[start RAW DATA]

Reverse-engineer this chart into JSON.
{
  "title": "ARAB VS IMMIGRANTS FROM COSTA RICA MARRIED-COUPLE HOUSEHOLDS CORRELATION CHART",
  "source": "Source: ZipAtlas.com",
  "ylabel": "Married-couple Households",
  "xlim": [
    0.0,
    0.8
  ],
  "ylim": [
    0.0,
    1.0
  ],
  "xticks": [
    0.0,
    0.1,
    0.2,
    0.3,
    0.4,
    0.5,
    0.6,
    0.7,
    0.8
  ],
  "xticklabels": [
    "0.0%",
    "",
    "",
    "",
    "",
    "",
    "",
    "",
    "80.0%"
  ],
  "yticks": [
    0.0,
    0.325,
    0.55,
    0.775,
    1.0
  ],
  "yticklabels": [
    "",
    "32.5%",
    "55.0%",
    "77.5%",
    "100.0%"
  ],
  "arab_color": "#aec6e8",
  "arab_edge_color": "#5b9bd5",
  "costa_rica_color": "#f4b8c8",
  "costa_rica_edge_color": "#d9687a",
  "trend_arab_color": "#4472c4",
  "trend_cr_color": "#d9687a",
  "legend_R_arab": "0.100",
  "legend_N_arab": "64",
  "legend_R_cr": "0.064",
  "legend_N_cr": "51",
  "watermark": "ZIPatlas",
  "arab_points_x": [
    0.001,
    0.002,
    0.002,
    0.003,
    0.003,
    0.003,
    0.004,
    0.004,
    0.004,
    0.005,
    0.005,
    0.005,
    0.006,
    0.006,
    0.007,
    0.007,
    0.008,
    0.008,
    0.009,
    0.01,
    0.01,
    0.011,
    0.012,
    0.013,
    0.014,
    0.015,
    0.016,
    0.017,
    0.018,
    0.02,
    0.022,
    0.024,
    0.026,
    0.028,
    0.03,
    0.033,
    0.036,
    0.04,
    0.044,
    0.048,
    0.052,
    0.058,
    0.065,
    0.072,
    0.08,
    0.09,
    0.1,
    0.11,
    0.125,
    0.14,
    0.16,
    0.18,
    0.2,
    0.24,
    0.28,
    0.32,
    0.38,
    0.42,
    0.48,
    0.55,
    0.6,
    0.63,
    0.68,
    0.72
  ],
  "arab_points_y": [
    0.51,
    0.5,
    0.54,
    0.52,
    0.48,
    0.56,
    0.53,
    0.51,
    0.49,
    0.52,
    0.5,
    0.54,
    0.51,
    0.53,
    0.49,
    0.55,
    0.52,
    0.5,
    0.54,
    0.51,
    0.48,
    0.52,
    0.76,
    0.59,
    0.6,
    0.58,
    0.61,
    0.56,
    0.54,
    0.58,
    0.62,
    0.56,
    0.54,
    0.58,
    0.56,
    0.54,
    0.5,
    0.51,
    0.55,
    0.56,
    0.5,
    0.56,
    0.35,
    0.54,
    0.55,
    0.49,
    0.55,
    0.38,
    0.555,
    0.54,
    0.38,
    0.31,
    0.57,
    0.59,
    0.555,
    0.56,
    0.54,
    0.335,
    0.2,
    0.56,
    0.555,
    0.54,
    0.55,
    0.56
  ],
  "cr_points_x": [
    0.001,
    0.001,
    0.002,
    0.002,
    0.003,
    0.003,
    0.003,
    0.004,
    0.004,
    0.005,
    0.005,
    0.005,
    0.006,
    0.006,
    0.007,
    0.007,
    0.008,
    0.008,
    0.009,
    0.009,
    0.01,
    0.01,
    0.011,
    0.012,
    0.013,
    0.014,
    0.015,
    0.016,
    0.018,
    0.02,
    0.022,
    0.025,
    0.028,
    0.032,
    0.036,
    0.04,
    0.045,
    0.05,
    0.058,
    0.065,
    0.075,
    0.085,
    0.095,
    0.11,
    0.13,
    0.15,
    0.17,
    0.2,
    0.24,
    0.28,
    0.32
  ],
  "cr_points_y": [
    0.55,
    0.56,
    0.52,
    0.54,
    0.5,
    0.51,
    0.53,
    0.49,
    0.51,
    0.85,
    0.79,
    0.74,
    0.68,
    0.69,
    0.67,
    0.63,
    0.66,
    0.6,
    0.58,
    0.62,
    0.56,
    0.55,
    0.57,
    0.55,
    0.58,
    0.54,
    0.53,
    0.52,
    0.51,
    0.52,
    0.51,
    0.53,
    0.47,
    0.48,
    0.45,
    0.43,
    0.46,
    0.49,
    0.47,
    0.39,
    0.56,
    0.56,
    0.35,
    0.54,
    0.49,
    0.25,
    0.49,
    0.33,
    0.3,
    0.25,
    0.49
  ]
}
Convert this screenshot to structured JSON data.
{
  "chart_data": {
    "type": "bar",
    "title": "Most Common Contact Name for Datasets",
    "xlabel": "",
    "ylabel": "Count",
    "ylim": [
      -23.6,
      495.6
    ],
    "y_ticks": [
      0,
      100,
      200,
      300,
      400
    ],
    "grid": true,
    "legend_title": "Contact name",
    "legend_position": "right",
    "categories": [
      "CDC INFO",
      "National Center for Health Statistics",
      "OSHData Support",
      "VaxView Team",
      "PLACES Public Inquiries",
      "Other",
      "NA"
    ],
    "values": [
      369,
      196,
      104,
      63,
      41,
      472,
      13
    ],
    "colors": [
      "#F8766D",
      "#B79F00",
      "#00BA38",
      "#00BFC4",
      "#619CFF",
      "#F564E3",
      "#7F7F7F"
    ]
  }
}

[end RAW DATA]

STATED EXERCISE: Restate the records, all of them, precisely as written.

SOLVED EXERCISE:
Reverse-engineer this chart into JSON.
{
  "title": "ARAB VS IMMIGRANTS FROM COSTA RICA MARRIED-COUPLE HOUSEHOLDS CORRELATION CHART",
  "source": "Source: ZipAtlas.com",
  "ylabel": "Married-couple Households",
  "xlim": [
    0.0,
    0.8
  ],
  "ylim": [
    0.0,
    1.0
  ],
  "xticks": [
    0.0,
    0.1,
    0.2,
    0.3,
    0.4,
    0.5,
    0.6,
    0.7,
    0.8
  ],
  "xticklabels": [
    "0.0%",
    "",
    "",
    "",
    "",
    "",
    "",
    "",
    "80.0%"
  ],
  "yticks": [
    0.0,
    0.325,
    0.55,
    0.775,
    1.0
  ],
  "yticklabels": [
    "",
    "32.5%",
    "55.0%",
    "77.5%",
    "100.0%"
  ],
  "arab_color": "#aec6e8",
  "arab_edge_color": "#5b9bd5",
  "costa_rica_color": "#f4b8c8",
  "costa_rica_edge_color": "#d9687a",
  "trend_arab_color": "#4472c4",
  "trend_cr_color": "#d9687a",
  "legend_R_arab": "0.100",
  "legend_N_arab": "64",
  "legend_R_cr": "0.064",
  "legend_N_cr": "51",
  "watermark": "ZIPatlas",
  "arab_points_x": [
    0.001,
    0.002,
    0.002,
    0.003,
    0.003,
    0.003,
    0.004,
    0.004,
    0.004,
    0.005,
    0.005,
    0.005,
    0.006,
    0.006,
    0.007,
    0.007,
    0.008,
    0.008,
    0.009,
    0.01,
    0.01,
    0.011,
    0.012,
    0.013,
    0.014,
    0.015,
    0.016,
    0.017,
    0.018,
    0.02,
    0.022,
    0.024,
    0.026,
    0.028,
    0.03,
    0.033,
    0.036,
    0.04,
    0.044,
    0.048,
    0.052,
    0.058,
    0.065,
    0.072,
    0.08,
    0.09,
    0.1,
    0.11,
    0.125,
    0.14,
    0.16,
    0.18,
    0.2,
    0.24,
    0.28,
    0.32,
    0.38,
    0.42,
    0.48,
    0.55,
    0.6,
    0.63,
    0.68,
    0.72
  ],
  "arab_points_y": [
    0.51,
    0.5,
    0.54,
    0.52,
    0.48,
    0.56,
    0.53,
    0.51,
    0.49,
    0.52,
    0.5,
    0.54,
    0.51,
    0.53,
    0.49,
    0.55,
    0.52,
    0.5,
    0.54,
    0.51,
    0.48,
    0.52,
    0.76,
    0.59,
    0.6,
    0.58,
    0.61,
    0.56,
    0.54,
    0.58,
    0.62,
    0.56,
    0.54,
    0.58,
    0.56,
    0.54,
    0.5,
    0.51,
    0.55,
    0.56,
    0.5,
    0.56,
    0.35,
    0.54,
    0.55,
    0.49,
    0.55,
    0.38,
    0.555,
    0.54,
    0.38,
    0.31,
    0.57,
    0.59,
    0.555,
    0.56,
    0.54,
    0.335,
    0.2,
    0.56,
    0.555,
    0.54,
    0.55,
    0.56
  ],
  "cr_points_x": [
    0.001,
    0.001,
    0.002,
    0.002,
    0.003,
    0.003,
    0.003,
    0.004,
    0.004,
    0.005,
    0.005,
    0.005,
    0.006,
    0.006,
    0.007,
    0.007,
    0.008,
    0.008,
    0.009,
    0.009,
    0.01,
    0.01,
    0.011,
    0.012,
    0.013,
    0.014,
    0.015,
    0.016,
    0.018,
    0.02,
    0.022,
    0.025,
    0.028,
    0.032,
    0.036,
    0.04,
    0.045,
    0.05,
    0.058,
    0.065,
    0.075,
    0.085,
    0.095,
    0.11,
    0.13,
    0.15,
    0.17,
    0.2,
    0.24,
    0.28,
    0.32
  ],
  "cr_points_y": [
    0.55,
    0.56,
    0.52,
    0.54,
    0.5,
    0.51,
    0.53,
    0.49,
    0.51,
    0.85,
    0.79,
    0.74,
    0.68,
    0.69,
    0.67,
    0.63,
    0.66,
    0.6,
    0.58,
    0.62,
    0.56,
    0.55,
    0.57,
    0.55,
    0.58,
    0.54,
    0.53,
    0.52,
    0.51,
    0.52,
    0.51,
    0.53,
    0.47,
    0.48,
    0.45,
    0.43,
    0.46,
    0.49,
    0.47,
    0.39,
    0.56,
    0.56,
    0.35,
    0.54,
    0.49,
    0.25,
    0.49,
    0.33,
    0.3,
    0.25,
    0.49
  ]
}
Convert this screenshot to structured JSON data.
{
  "chart_data": {
    "type": "bar",
    "title": "Most Common Contact Name for Datasets",
    "xlabel": "",
    "ylabel": "Count",
    "ylim": [
      -23.6,
      495.6
    ],
    "y_ticks": [
      0,
      100,
      200,
      300,
      400
    ],
    "grid": true,
    "legend_title": "Contact name",
    "legend_position": "right",
    "categories": [
      "CDC INFO",
      "National Center for Health Statistics",
      "OSHData Support",
      "VaxView Team",
      "PLACES Public Inquiries",
      "Other",
      "NA"
    ],
    "values": [
      369,
      196,
      104,
      63,
      41,
      472,
      13
    ],
    "colors": [
      "#F8766D",
      "#B79F00",
      "#00BA38",
      "#00BFC4",
      "#619CFF",
      "#F564E3",
      "#7F7F7F"
    ]
  }
}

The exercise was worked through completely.